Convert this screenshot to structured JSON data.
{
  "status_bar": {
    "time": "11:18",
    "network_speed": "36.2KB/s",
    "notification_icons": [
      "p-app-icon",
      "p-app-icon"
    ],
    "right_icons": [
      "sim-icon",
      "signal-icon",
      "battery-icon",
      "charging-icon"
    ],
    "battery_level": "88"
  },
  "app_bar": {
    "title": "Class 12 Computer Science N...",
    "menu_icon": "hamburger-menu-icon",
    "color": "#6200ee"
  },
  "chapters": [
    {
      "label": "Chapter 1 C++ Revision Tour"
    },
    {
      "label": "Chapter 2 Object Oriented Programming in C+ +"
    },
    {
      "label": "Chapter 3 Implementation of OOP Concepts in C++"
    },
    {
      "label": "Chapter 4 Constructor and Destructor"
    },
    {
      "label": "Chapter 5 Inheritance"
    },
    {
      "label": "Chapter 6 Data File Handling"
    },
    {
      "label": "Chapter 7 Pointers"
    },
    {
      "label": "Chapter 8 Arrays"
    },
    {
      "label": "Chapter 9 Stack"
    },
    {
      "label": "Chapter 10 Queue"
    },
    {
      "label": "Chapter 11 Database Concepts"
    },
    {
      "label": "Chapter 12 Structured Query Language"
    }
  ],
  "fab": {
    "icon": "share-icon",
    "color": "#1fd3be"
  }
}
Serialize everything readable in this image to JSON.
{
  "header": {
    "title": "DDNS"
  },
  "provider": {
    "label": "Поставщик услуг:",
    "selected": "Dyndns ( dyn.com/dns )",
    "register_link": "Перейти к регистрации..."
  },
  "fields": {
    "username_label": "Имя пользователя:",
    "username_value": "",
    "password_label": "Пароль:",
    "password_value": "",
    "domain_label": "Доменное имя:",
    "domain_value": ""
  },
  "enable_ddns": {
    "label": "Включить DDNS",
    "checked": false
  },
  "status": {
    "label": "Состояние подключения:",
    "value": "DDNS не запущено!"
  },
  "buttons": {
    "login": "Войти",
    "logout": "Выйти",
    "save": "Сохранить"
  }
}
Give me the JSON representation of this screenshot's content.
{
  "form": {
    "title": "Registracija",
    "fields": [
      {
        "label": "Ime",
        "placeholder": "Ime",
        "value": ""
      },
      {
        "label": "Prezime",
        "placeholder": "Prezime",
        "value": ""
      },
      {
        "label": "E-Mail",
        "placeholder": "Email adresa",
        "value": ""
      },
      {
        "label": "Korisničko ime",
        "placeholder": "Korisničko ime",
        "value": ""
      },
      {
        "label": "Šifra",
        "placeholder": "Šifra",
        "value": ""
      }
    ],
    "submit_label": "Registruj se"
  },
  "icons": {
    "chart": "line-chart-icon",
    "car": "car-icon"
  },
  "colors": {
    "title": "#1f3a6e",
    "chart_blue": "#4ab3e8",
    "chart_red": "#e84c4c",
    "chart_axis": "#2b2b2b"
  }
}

To be done: Find the lines containing "Korisničko" and list every one of them.

Completed task:
        "label": "Korisničko ime",
        "placeholder": "Korisničko ime",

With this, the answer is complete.